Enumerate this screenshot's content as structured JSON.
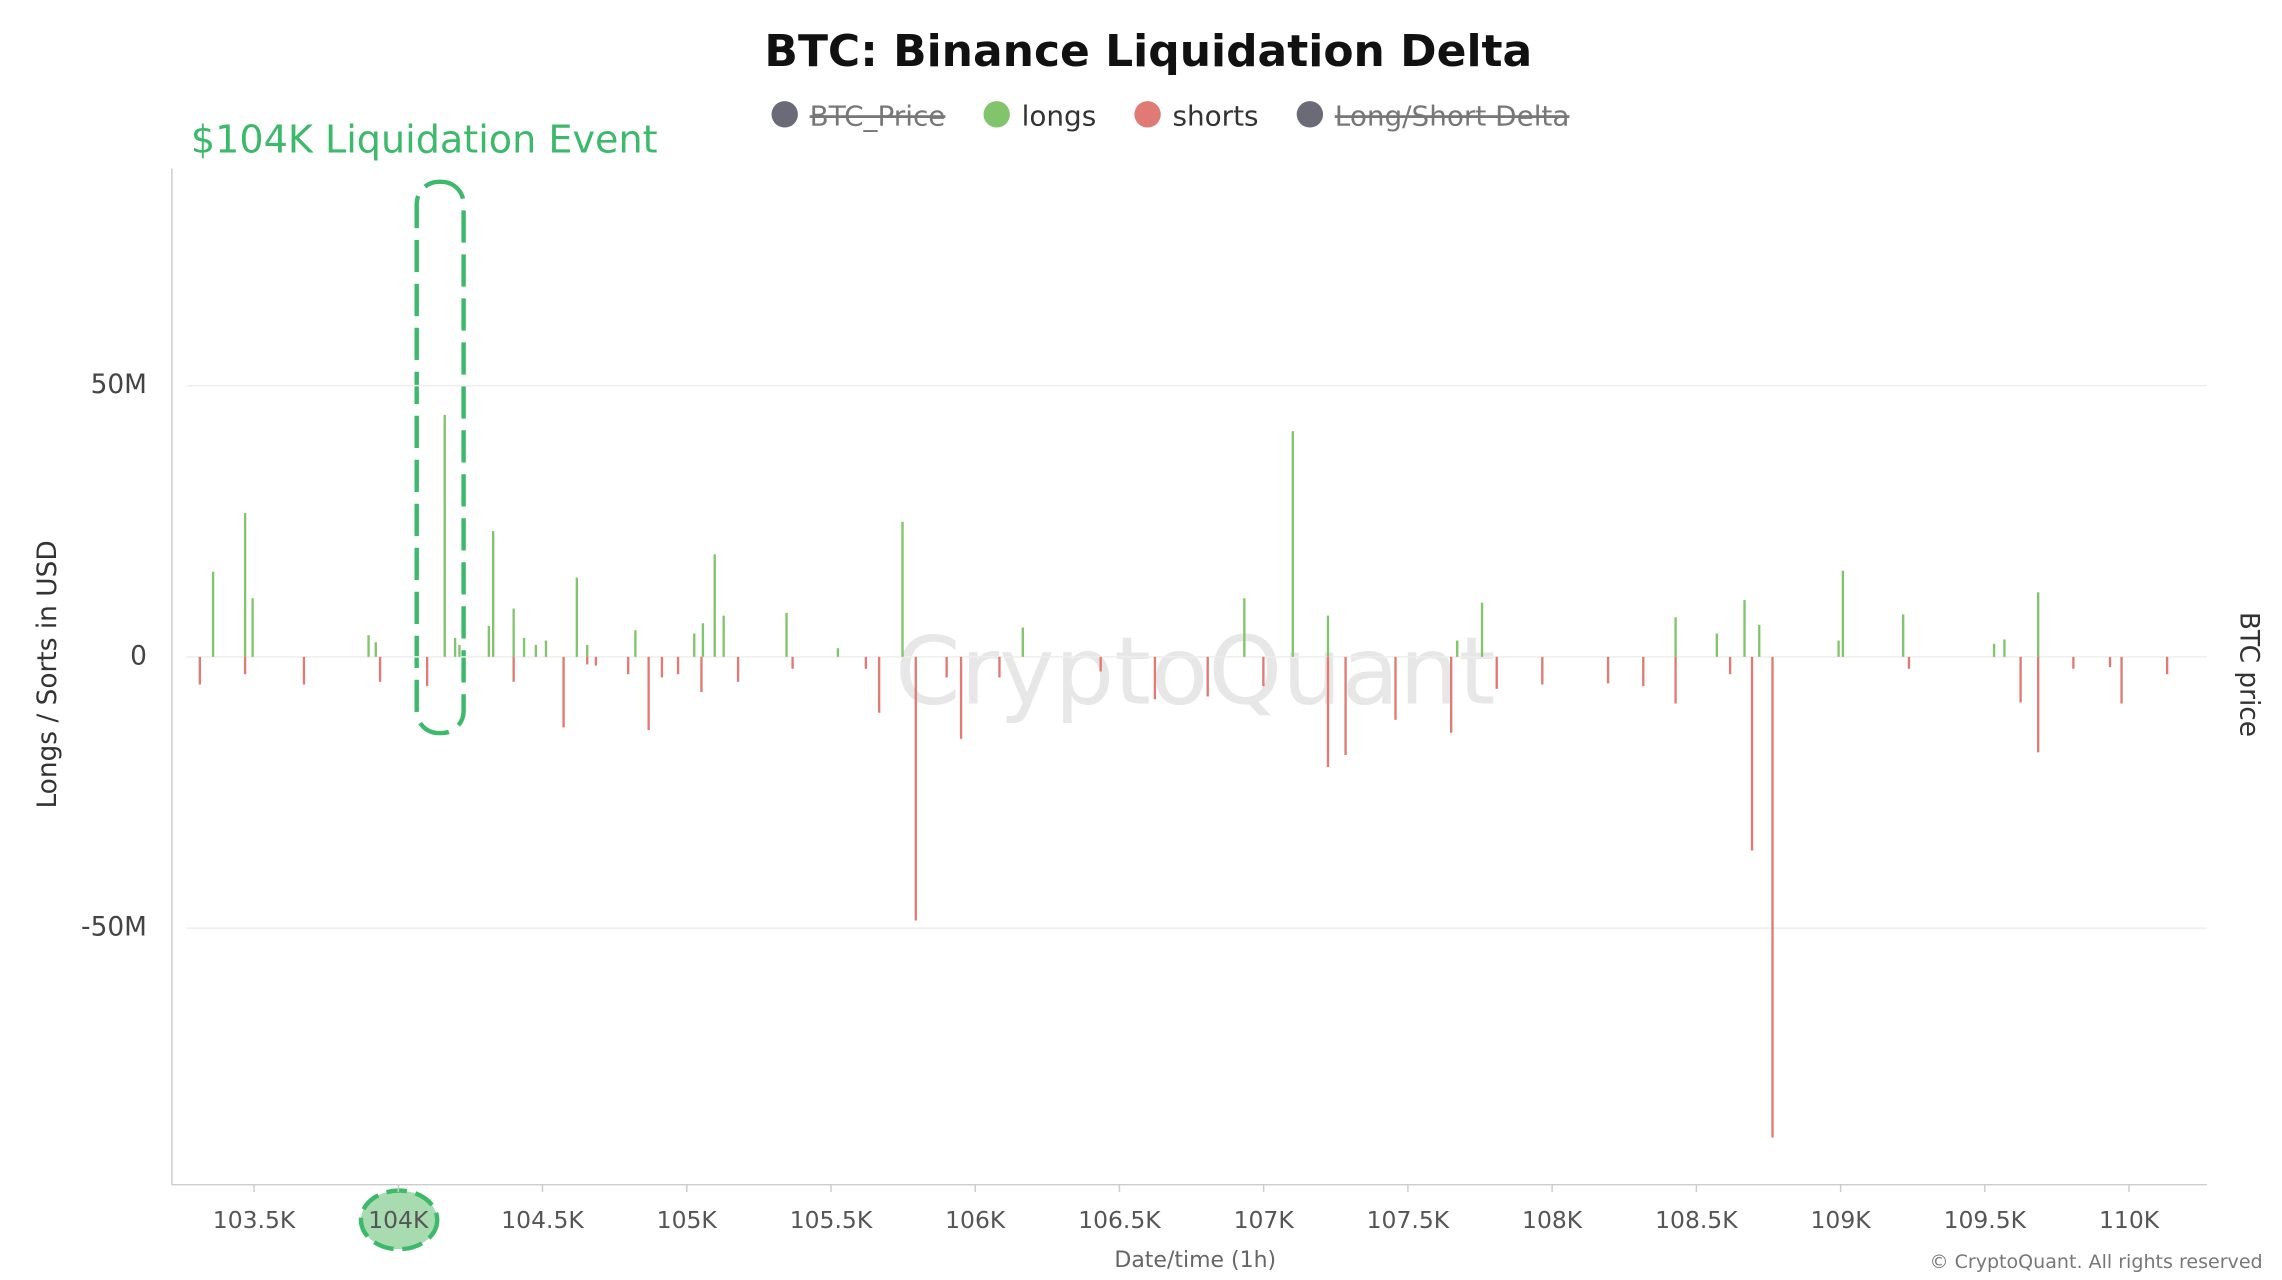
{
  "chart_data": {
    "type": "bar",
    "title": "BTC: Binance Liquidation Delta",
    "annotation": "$104K Liquidation Event",
    "watermark": "CryptoQuant",
    "x_label": "Date/time (1h)",
    "y_label": "Longs / Sorts in USD",
    "y2_label": "BTC price",
    "footer": "© CryptoQuant. All rights reserved",
    "grid": true,
    "xlim": [
      103215,
      110270
    ],
    "ylim": [
      -97300000,
      90000000
    ],
    "xticks": [
      {
        "value": 103500,
        "label": "103.5K"
      },
      {
        "value": 104000,
        "label": "104K"
      },
      {
        "value": 104500,
        "label": "104.5K"
      },
      {
        "value": 105000,
        "label": "105K"
      },
      {
        "value": 105500,
        "label": "105.5K"
      },
      {
        "value": 106000,
        "label": "106K"
      },
      {
        "value": 106500,
        "label": "106.5K"
      },
      {
        "value": 107000,
        "label": "107K"
      },
      {
        "value": 107500,
        "label": "107.5K"
      },
      {
        "value": 108000,
        "label": "108K"
      },
      {
        "value": 108500,
        "label": "108.5K"
      },
      {
        "value": 109000,
        "label": "109K"
      },
      {
        "value": 109500,
        "label": "109.5K"
      },
      {
        "value": 110000,
        "label": "110K"
      }
    ],
    "yticks": [
      {
        "value": -50000000,
        "label": "-50M"
      },
      0,
      {
        "value": 50000000,
        "label": "50M"
      }
    ],
    "series": [
      {
        "name": "BTC_Price",
        "color": "#6b6b78",
        "visible": false
      },
      {
        "name": "longs",
        "color": "#82c46c",
        "visible": true,
        "x": [
          103358,
          103469,
          103495,
          103897,
          103922,
          104161,
          104197,
          104212,
          104314,
          104329,
          104400,
          104436,
          104477,
          104512,
          104619,
          104655,
          104822,
          105026,
          105056,
          105097,
          105128,
          105346,
          105524,
          105748,
          106165,
          106933,
          107101,
          107223,
          107671,
          107757,
          108428,
          108571,
          108667,
          108718,
          108993,
          109008,
          109217,
          109532,
          109568,
          109685
        ],
        "values": [
          15700000,
          26500000,
          10800000,
          4000000,
          2700000,
          44600000,
          3500000,
          2200000,
          5700000,
          23200000,
          8900000,
          3500000,
          2200000,
          3000000,
          14600000,
          2200000,
          4900000,
          4300000,
          6200000,
          18900000,
          7600000,
          8100000,
          1600000,
          24900000,
          5400000,
          10800000,
          41600000,
          7600000,
          3000000,
          10000000,
          7300000,
          4300000,
          10500000,
          5900000,
          3000000,
          15900000,
          7800000,
          2400000,
          3200000,
          11900000
        ]
      },
      {
        "name": "shorts",
        "color": "#e07a74",
        "visible": true,
        "x": [
          103312,
          103469,
          103673,
          103937,
          104100,
          104400,
          104573,
          104655,
          104685,
          104797,
          104868,
          104914,
          104970,
          105051,
          105178,
          105367,
          105621,
          105667,
          105794,
          105901,
          105951,
          106084,
          106435,
          106623,
          106806,
          106999,
          107223,
          107284,
          107457,
          107650,
          107808,
          107966,
          108194,
          108316,
          108428,
          108617,
          108693,
          108764,
          109237,
          109624,
          109685,
          109807,
          109934,
          109974,
          110132
        ],
        "values": [
          -5100000,
          -3200000,
          -5100000,
          -4600000,
          -5400000,
          -4600000,
          -13000000,
          -1400000,
          -1600000,
          -3200000,
          -13500000,
          -3800000,
          -3200000,
          -6500000,
          -4600000,
          -2200000,
          -2200000,
          -10300000,
          -48600000,
          -3800000,
          -15100000,
          -3800000,
          -2700000,
          -7800000,
          -7300000,
          -5400000,
          -20300000,
          -18100000,
          -11600000,
          -14000000,
          -5900000,
          -5100000,
          -4900000,
          -5400000,
          -8600000,
          -3200000,
          -35700000,
          -88600000,
          -2200000,
          -8400000,
          -17600000,
          -2200000,
          -1900000,
          -8600000,
          -3200000
        ]
      },
      {
        "name": "Long/Short Delta",
        "color": "#6b6b78",
        "visible": false
      }
    ]
  }
}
* * * *
-- Instructions for the task --
All lines above containing the string "Delta" are to be collected.

-- Response to this exercise --
    "title": "BTC: Binance Liquidation Delta",
        "name": "Long/Short Delta",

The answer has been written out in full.